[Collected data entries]
● ● ●

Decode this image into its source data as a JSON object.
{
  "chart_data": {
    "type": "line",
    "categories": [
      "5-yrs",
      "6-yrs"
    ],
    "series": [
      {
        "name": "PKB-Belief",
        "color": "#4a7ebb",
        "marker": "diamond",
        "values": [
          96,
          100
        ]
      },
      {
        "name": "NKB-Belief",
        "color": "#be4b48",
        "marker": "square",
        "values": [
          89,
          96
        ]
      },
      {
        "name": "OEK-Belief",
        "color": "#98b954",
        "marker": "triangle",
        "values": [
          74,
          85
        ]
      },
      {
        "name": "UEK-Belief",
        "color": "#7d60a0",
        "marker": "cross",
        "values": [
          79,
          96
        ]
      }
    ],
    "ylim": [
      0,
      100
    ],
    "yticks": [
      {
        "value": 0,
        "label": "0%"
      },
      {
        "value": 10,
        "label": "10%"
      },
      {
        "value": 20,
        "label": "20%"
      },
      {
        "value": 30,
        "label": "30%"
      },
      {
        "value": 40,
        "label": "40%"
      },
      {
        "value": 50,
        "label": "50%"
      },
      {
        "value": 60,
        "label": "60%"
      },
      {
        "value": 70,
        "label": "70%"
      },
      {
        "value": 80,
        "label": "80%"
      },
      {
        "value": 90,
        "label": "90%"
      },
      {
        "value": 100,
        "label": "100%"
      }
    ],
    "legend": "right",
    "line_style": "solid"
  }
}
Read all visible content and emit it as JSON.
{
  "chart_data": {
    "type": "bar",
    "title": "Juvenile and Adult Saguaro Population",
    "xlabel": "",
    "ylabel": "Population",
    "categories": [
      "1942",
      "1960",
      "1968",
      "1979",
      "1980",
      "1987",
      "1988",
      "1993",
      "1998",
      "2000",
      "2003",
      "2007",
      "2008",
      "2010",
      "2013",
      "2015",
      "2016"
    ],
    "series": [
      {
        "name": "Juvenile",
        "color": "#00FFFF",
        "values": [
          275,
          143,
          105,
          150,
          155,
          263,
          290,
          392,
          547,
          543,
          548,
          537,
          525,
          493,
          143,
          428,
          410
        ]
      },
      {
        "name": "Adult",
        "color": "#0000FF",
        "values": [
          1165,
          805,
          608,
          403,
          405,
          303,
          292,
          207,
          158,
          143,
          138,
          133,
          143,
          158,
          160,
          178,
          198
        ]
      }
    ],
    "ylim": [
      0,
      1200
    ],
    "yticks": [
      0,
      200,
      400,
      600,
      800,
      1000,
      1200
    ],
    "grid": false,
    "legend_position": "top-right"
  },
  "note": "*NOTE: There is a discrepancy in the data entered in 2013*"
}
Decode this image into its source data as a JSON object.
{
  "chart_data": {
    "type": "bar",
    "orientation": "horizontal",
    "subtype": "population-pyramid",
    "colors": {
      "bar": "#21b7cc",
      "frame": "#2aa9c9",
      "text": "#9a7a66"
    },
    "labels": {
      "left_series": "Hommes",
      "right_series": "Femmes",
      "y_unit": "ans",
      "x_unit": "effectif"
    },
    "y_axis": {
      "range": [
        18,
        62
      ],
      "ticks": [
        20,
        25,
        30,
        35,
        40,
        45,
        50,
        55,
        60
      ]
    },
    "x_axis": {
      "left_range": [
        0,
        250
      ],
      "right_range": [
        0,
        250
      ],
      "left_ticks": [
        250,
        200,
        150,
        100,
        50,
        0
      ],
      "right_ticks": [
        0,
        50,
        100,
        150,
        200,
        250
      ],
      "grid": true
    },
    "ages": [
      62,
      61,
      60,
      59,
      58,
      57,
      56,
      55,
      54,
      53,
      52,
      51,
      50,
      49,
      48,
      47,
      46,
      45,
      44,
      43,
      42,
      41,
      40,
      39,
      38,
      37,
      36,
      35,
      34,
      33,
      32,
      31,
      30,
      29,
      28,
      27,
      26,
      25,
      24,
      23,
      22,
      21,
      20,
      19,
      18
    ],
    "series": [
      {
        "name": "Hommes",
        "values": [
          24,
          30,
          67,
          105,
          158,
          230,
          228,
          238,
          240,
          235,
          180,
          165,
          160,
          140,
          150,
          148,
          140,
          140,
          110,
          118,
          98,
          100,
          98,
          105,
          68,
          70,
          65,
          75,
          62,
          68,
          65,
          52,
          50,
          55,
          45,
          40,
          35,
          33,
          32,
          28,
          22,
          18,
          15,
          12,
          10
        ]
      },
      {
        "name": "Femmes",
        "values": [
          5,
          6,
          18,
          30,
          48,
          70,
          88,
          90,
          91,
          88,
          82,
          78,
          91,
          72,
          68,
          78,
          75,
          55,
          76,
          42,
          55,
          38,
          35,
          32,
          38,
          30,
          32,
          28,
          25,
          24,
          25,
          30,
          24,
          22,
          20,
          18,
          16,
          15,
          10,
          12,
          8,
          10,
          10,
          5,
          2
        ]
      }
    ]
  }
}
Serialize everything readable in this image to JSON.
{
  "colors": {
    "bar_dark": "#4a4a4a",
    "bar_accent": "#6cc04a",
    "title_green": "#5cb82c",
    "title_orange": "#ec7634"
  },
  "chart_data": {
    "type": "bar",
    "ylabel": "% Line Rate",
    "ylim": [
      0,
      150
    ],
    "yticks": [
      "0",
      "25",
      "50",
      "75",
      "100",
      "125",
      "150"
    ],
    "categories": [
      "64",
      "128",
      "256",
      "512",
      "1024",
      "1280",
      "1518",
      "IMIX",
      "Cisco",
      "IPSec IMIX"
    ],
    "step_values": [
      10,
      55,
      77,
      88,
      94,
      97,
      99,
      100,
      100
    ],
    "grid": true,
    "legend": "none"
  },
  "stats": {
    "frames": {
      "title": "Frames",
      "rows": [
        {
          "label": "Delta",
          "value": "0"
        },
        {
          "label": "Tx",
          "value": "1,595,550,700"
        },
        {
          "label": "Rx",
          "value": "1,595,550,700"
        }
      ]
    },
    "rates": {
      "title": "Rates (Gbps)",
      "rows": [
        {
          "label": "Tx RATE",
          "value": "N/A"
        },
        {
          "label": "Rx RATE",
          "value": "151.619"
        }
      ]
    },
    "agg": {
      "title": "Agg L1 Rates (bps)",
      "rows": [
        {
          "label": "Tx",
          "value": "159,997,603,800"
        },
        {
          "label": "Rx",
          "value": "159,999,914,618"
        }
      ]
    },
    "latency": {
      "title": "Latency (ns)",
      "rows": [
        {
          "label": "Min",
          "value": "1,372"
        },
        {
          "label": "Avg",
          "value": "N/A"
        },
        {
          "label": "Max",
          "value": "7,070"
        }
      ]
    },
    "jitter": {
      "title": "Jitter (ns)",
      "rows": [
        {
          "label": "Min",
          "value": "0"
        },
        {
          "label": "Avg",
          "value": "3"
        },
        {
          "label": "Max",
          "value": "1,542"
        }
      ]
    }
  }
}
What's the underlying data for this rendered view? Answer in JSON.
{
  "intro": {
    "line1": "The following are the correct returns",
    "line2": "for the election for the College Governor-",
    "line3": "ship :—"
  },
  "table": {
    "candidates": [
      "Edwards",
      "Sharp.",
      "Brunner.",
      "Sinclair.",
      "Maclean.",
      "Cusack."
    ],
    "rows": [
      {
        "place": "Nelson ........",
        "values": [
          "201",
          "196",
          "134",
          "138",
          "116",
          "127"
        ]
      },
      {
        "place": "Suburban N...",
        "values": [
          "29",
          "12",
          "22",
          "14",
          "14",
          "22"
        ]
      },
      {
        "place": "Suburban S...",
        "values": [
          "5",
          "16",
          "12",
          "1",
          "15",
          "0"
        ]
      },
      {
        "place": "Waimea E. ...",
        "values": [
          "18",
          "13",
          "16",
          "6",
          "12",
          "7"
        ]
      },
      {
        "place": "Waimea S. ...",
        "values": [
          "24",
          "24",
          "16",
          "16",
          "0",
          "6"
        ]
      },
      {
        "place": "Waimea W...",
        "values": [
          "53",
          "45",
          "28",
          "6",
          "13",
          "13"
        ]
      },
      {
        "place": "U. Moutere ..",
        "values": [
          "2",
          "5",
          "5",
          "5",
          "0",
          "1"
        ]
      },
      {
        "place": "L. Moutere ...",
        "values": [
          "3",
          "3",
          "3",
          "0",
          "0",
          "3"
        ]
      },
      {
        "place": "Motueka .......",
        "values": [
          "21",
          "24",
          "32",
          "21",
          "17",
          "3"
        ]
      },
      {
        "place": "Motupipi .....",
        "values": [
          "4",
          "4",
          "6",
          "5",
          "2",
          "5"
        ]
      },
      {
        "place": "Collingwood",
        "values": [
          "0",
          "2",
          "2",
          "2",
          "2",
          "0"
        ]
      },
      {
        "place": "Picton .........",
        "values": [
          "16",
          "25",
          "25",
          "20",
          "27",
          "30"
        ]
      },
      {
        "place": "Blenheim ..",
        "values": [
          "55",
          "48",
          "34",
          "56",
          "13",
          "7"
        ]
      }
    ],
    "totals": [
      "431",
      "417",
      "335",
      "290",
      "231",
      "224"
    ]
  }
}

● ● ●

» Given exercise
Which lines hold the word "JSON"? Return all of them from the records above.

» The output
Decode this image into its source data as a JSON object.
Read all visible content and emit it as JSON.
Decode this image into its source data as a JSON object.
Serialize everything readable in this image to JSON.
What's the underlying data for this rendered view? Answer in JSON.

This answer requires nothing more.